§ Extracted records
□ □ □ □ □ □ □

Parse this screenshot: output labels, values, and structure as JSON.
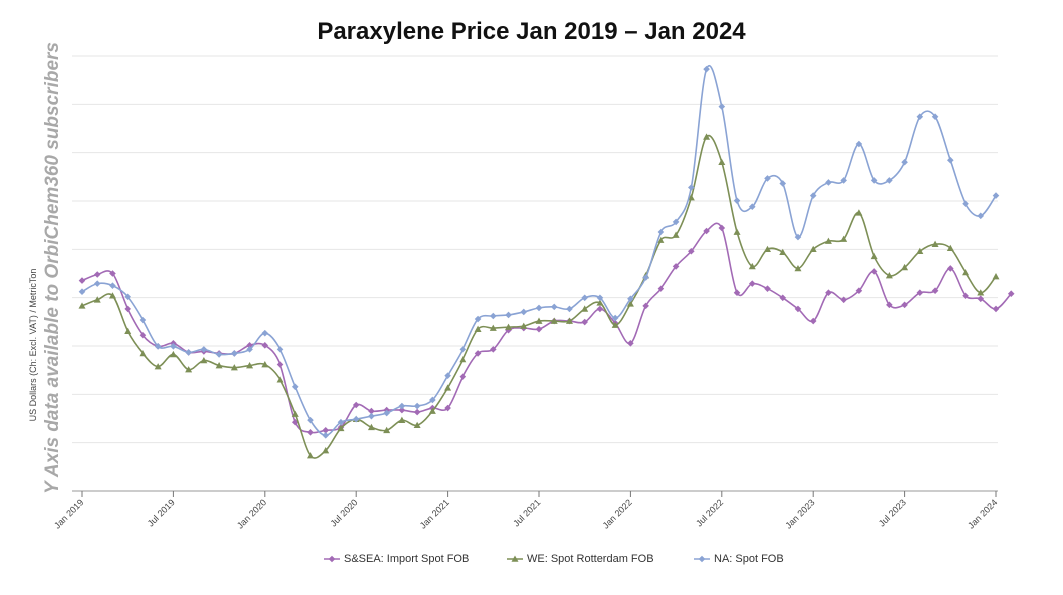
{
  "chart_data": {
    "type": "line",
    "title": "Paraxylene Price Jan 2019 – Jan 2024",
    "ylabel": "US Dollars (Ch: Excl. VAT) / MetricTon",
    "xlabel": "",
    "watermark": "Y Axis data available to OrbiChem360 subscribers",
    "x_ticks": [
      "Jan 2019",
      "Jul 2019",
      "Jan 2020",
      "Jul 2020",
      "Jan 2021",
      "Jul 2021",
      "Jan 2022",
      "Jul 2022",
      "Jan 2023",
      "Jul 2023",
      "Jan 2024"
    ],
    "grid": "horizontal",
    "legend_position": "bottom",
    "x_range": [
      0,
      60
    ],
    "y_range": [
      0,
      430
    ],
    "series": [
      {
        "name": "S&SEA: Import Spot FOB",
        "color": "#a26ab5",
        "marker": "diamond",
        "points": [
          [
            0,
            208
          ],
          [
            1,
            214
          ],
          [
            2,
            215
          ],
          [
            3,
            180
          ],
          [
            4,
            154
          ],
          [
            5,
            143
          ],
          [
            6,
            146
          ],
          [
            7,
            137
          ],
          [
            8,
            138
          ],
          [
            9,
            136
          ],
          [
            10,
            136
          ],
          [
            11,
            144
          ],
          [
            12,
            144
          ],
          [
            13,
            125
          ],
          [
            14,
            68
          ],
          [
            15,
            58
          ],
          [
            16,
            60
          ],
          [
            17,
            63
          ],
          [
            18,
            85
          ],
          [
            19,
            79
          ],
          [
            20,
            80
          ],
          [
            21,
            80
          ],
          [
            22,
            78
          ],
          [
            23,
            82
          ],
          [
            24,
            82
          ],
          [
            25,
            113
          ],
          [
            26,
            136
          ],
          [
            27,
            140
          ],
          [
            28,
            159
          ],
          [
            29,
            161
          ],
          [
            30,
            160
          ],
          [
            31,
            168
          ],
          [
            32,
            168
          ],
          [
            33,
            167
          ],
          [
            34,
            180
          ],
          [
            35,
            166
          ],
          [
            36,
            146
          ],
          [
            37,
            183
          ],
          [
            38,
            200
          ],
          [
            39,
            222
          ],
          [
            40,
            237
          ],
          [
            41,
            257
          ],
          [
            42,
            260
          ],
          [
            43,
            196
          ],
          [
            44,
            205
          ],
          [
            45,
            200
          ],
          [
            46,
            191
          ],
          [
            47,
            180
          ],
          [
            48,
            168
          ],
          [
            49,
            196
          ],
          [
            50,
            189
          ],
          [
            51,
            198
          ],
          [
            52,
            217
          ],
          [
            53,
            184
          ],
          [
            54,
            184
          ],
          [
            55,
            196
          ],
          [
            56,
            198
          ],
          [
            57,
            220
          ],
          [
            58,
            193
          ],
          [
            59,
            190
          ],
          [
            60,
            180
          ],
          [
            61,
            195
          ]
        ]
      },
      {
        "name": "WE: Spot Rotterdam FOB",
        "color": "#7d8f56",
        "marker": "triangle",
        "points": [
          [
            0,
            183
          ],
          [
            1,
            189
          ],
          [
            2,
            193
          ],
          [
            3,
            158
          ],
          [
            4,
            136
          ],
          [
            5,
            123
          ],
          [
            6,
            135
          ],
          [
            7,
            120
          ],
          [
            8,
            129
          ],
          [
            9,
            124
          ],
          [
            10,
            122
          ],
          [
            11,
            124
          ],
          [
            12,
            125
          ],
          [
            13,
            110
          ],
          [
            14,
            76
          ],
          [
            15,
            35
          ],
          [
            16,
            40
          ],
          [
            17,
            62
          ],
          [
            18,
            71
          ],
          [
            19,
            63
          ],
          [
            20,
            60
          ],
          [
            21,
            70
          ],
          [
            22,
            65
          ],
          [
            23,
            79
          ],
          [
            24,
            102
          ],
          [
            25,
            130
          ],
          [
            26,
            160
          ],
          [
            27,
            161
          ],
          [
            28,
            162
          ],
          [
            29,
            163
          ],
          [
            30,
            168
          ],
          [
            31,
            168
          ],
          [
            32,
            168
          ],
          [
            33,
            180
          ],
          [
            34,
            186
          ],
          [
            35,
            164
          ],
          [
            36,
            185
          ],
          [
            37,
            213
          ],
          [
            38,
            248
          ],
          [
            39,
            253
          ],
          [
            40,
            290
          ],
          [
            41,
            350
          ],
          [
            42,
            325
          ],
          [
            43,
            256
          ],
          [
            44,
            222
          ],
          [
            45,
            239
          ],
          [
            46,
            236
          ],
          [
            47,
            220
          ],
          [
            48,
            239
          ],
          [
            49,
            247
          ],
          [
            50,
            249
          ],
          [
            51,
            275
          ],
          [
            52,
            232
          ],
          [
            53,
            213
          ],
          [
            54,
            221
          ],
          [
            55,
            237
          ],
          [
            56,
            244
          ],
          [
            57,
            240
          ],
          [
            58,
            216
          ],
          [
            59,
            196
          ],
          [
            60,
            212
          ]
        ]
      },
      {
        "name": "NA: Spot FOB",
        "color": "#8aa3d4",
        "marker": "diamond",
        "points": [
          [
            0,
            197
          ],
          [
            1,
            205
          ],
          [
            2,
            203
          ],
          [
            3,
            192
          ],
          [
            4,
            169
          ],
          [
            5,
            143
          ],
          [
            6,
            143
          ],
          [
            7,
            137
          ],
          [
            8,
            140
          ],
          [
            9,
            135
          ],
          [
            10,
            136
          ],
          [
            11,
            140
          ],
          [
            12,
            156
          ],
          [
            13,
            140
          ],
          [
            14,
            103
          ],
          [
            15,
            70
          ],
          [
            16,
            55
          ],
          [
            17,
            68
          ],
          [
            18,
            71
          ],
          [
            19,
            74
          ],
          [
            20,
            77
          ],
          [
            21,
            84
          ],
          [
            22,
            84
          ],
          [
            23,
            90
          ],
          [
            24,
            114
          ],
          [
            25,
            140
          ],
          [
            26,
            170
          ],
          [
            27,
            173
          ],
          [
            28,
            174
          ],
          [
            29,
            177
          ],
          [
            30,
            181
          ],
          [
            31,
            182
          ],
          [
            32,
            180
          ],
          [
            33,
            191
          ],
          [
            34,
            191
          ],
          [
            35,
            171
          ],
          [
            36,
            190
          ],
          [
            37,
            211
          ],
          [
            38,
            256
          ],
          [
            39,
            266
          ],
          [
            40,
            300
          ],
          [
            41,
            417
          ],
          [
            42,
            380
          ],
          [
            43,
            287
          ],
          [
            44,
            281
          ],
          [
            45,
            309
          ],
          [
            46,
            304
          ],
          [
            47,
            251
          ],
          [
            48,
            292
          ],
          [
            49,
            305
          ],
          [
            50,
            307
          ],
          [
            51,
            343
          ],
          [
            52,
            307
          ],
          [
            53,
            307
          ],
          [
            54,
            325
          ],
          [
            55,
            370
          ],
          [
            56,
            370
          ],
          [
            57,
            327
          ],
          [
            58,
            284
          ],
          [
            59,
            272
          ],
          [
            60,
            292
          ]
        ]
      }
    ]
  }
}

□ □ □ □ □ □ □

§ Request
Every line of text is to be repeated exactly; pictures are left out.

§ Task answer
Parse this screenshot: output labels, values, and structure as JSON.
{
  "chart_data": {
    "type": "line",
    "title": "Paraxylene Price Jan 2019 – Jan 2024",
    "ylabel": "US Dollars (Ch: Excl. VAT) / MetricTon",
    "xlabel": "",
    "watermark": "Y Axis data available to OrbiChem360 subscribers",
    "x_ticks": [
      "Jan 2019",
      "Jul 2019",
      "Jan 2020",
      "Jul 2020",
      "Jan 2021",
      "Jul 2021",
      "Jan 2022",
      "Jul 2022",
      "Jan 2023",
      "Jul 2023",
      "Jan 2024"
    ],
    "grid": "horizontal",
    "legend_position": "bottom",
    "x_range": [
      0,
      60
    ],
    "y_range": [
      0,
      430
    ],
    "series": [
      {
        "name": "S&SEA: Import Spot FOB",
        "color": "#a26ab5",
        "marker": "diamond",
        "points": [
          [
            0,
            208
          ],
          [
            1,
            214
          ],
          [
            2,
            215
          ],
          [
            3,
            180
          ],
          [
            4,
            154
          ],
          [
            5,
            143
          ],
          [
            6,
            146
          ],
          [
            7,
            137
          ],
          [
            8,
            138
          ],
          [
            9,
            136
          ],
          [
            10,
            136
          ],
          [
            11,
            144
          ],
          [
            12,
            144
          ],
          [
            13,
            125
          ],
          [
            14,
            68
          ],
          [
            15,
            58
          ],
          [
            16,
            60
          ],
          [
            17,
            63
          ],
          [
            18,
            85
          ],
          [
            19,
            79
          ],
          [
            20,
            80
          ],
          [
            21,
            80
          ],
          [
            22,
            78
          ],
          [
            23,
            82
          ],
          [
            24,
            82
          ],
          [
            25,
            113
          ],
          [
            26,
            136
          ],
          [
            27,
            140
          ],
          [
            28,
            159
          ],
          [
            29,
            161
          ],
          [
            30,
            160
          ],
          [
            31,
            168
          ],
          [
            32,
            168
          ],
          [
            33,
            167
          ],
          [
            34,
            180
          ],
          [
            35,
            166
          ],
          [
            36,
            146
          ],
          [
            37,
            183
          ],
          [
            38,
            200
          ],
          [
            39,
            222
          ],
          [
            40,
            237
          ],
          [
            41,
            257
          ],
          [
            42,
            260
          ],
          [
            43,
            196
          ],
          [
            44,
            205
          ],
          [
            45,
            200
          ],
          [
            46,
            191
          ],
          [
            47,
            180
          ],
          [
            48,
            168
          ],
          [
            49,
            196
          ],
          [
            50,
            189
          ],
          [
            51,
            198
          ],
          [
            52,
            217
          ],
          [
            53,
            184
          ],
          [
            54,
            184
          ],
          [
            55,
            196
          ],
          [
            56,
            198
          ],
          [
            57,
            220
          ],
          [
            58,
            193
          ],
          [
            59,
            190
          ],
          [
            60,
            180
          ],
          [
            61,
            195
          ]
        ]
      },
      {
        "name": "WE: Spot Rotterdam FOB",
        "color": "#7d8f56",
        "marker": "triangle",
        "points": [
          [
            0,
            183
          ],
          [
            1,
            189
          ],
          [
            2,
            193
          ],
          [
            3,
            158
          ],
          [
            4,
            136
          ],
          [
            5,
            123
          ],
          [
            6,
            135
          ],
          [
            7,
            120
          ],
          [
            8,
            129
          ],
          [
            9,
            124
          ],
          [
            10,
            122
          ],
          [
            11,
            124
          ],
          [
            12,
            125
          ],
          [
            13,
            110
          ],
          [
            14,
            76
          ],
          [
            15,
            35
          ],
          [
            16,
            40
          ],
          [
            17,
            62
          ],
          [
            18,
            71
          ],
          [
            19,
            63
          ],
          [
            20,
            60
          ],
          [
            21,
            70
          ],
          [
            22,
            65
          ],
          [
            23,
            79
          ],
          [
            24,
            102
          ],
          [
            25,
            130
          ],
          [
            26,
            160
          ],
          [
            27,
            161
          ],
          [
            28,
            162
          ],
          [
            29,
            163
          ],
          [
            30,
            168
          ],
          [
            31,
            168
          ],
          [
            32,
            168
          ],
          [
            33,
            180
          ],
          [
            34,
            186
          ],
          [
            35,
            164
          ],
          [
            36,
            185
          ],
          [
            37,
            213
          ],
          [
            38,
            248
          ],
          [
            39,
            253
          ],
          [
            40,
            290
          ],
          [
            41,
            350
          ],
          [
            42,
            325
          ],
          [
            43,
            256
          ],
          [
            44,
            222
          ],
          [
            45,
            239
          ],
          [
            46,
            236
          ],
          [
            47,
            220
          ],
          [
            48,
            239
          ],
          [
            49,
            247
          ],
          [
            50,
            249
          ],
          [
            51,
            275
          ],
          [
            52,
            232
          ],
          [
            53,
            213
          ],
          [
            54,
            221
          ],
          [
            55,
            237
          ],
          [
            56,
            244
          ],
          [
            57,
            240
          ],
          [
            58,
            216
          ],
          [
            59,
            196
          ],
          [
            60,
            212
          ]
        ]
      },
      {
        "name": "NA: Spot FOB",
        "color": "#8aa3d4",
        "marker": "diamond",
        "points": [
          [
            0,
            197
          ],
          [
            1,
            205
          ],
          [
            2,
            203
          ],
          [
            3,
            192
          ],
          [
            4,
            169
          ],
          [
            5,
            143
          ],
          [
            6,
            143
          ],
          [
            7,
            137
          ],
          [
            8,
            140
          ],
          [
            9,
            135
          ],
          [
            10,
            136
          ],
          [
            11,
            140
          ],
          [
            12,
            156
          ],
          [
            13,
            140
          ],
          [
            14,
            103
          ],
          [
            15,
            70
          ],
          [
            16,
            55
          ],
          [
            17,
            68
          ],
          [
            18,
            71
          ],
          [
            19,
            74
          ],
          [
            20,
            77
          ],
          [
            21,
            84
          ],
          [
            22,
            84
          ],
          [
            23,
            90
          ],
          [
            24,
            114
          ],
          [
            25,
            140
          ],
          [
            26,
            170
          ],
          [
            27,
            173
          ],
          [
            28,
            174
          ],
          [
            29,
            177
          ],
          [
            30,
            181
          ],
          [
            31,
            182
          ],
          [
            32,
            180
          ],
          [
            33,
            191
          ],
          [
            34,
            191
          ],
          [
            35,
            171
          ],
          [
            36,
            190
          ],
          [
            37,
            211
          ],
          [
            38,
            256
          ],
          [
            39,
            266
          ],
          [
            40,
            300
          ],
          [
            41,
            417
          ],
          [
            42,
            380
          ],
          [
            43,
            287
          ],
          [
            44,
            281
          ],
          [
            45,
            309
          ],
          [
            46,
            304
          ],
          [
            47,
            251
          ],
          [
            48,
            292
          ],
          [
            49,
            305
          ],
          [
            50,
            307
          ],
          [
            51,
            343
          ],
          [
            52,
            307
          ],
          [
            53,
            307
          ],
          [
            54,
            325
          ],
          [
            55,
            370
          ],
          [
            56,
            370
          ],
          [
            57,
            327
          ],
          [
            58,
            284
          ],
          [
            59,
            272
          ],
          [
            60,
            292
          ]
        ]
      }
    ]
  }
}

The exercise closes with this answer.